* [Exercise instructions] Return each line holding the string "中发生的反应为".

== Data excerpts ==

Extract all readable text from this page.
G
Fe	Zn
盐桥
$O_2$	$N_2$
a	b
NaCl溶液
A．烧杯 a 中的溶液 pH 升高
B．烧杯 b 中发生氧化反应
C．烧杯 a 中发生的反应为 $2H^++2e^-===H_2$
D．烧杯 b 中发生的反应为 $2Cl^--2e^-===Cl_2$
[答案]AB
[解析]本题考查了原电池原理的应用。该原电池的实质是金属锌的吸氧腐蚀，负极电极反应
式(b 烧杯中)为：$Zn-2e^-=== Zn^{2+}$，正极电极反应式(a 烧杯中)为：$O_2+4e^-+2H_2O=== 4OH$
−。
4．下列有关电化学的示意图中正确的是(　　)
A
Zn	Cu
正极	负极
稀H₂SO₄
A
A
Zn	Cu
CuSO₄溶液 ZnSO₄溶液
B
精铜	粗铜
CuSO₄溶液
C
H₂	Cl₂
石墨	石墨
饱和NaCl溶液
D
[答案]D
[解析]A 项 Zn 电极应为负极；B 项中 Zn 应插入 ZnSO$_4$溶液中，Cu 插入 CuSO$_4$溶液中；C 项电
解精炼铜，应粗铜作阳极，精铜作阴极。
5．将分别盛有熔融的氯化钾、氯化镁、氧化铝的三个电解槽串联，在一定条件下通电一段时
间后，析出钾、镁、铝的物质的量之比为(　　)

===

* [Exercise output]
C．烧杯 a 中发生的反应为 $2H^++2e^-===H_2$
D．烧杯 b 中发生的反应为 $2Cl^--2e^-===Cl_2$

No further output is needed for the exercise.